-- TASK PROMPT --
Gather the lines from the material that contain "ассигнования".

-- RAW RECORDS --
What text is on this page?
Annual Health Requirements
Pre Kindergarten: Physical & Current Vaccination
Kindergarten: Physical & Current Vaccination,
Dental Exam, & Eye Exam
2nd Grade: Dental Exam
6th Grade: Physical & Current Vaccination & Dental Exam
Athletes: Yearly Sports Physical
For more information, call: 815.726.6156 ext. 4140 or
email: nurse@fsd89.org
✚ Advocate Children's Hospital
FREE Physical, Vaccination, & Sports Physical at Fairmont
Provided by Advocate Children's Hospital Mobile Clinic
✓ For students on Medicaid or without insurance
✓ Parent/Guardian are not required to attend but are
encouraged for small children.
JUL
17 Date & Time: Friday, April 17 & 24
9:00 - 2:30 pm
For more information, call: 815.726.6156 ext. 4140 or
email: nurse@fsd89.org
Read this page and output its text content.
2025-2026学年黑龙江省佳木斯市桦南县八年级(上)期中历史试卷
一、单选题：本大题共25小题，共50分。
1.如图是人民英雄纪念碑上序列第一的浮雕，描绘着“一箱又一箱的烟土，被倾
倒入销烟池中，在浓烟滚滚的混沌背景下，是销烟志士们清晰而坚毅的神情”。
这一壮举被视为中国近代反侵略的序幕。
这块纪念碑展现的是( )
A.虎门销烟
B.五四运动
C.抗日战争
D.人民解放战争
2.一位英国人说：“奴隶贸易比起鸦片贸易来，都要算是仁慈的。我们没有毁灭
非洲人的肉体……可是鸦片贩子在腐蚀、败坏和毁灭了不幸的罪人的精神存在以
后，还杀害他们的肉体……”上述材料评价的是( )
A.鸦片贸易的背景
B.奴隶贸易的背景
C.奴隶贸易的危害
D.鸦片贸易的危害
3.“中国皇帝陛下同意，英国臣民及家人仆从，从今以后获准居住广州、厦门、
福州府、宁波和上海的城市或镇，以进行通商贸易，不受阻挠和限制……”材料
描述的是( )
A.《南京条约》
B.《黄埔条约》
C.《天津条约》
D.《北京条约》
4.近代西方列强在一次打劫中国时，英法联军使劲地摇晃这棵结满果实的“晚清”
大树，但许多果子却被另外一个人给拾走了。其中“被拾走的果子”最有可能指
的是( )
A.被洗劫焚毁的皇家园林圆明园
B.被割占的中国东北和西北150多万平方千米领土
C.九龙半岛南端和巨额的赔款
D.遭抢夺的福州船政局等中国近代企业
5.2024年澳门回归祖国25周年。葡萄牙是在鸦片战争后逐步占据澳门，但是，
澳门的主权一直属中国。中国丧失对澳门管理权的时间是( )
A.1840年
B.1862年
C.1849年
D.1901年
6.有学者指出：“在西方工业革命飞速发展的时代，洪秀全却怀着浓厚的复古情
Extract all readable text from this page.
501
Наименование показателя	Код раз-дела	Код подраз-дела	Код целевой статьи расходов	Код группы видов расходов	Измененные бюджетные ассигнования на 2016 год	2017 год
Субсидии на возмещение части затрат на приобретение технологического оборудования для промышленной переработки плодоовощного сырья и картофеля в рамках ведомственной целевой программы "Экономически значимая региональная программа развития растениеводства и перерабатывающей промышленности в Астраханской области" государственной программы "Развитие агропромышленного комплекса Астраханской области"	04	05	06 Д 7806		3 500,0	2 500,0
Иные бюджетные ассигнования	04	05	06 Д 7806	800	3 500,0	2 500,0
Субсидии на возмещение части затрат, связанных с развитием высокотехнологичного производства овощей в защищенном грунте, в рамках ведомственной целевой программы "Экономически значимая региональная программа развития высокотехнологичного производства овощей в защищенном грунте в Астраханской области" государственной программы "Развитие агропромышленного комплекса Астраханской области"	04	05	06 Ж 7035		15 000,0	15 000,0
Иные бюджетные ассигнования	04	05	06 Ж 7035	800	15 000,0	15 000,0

...

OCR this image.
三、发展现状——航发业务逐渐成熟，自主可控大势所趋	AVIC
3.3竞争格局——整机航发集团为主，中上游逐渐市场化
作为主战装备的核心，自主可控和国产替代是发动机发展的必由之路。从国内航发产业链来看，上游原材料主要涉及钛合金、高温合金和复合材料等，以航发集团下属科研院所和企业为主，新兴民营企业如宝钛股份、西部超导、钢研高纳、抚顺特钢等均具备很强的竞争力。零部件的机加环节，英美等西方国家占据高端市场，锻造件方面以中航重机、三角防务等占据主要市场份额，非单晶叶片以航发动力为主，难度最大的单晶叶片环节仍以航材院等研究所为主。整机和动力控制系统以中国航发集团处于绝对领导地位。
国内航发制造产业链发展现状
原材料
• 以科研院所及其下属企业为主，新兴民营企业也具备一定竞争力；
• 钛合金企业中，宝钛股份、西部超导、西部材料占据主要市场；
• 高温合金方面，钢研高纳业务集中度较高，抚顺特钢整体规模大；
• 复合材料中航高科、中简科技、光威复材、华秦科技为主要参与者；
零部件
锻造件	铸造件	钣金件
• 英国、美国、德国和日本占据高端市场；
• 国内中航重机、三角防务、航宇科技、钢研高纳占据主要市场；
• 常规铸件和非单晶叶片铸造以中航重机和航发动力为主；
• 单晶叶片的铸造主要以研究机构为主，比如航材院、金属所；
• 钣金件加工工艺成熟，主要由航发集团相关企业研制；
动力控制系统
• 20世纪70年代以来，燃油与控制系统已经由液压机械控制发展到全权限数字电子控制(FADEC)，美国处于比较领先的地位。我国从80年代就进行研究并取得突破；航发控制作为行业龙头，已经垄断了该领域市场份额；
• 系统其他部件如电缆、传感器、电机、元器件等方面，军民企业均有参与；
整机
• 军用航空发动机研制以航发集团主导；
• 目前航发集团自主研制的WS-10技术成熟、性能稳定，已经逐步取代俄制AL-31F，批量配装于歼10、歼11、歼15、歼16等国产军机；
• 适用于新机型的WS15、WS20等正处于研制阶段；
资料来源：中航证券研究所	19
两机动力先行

-- SOLUTION --
Наименование показателя	Код раз-дела	Код подраз-дела	Код целевой статьи расходов	Код группы видов расходов	Измененные бюджетные ассигнования на 2016 год	2017 год
Иные бюджетные ассигнования	04	05	06 Д 7806	800	3 500,0	2 500,0
Иные бюджетные ассигнования	04	05	06 Ж 7035	800	15 000,0	15 000,0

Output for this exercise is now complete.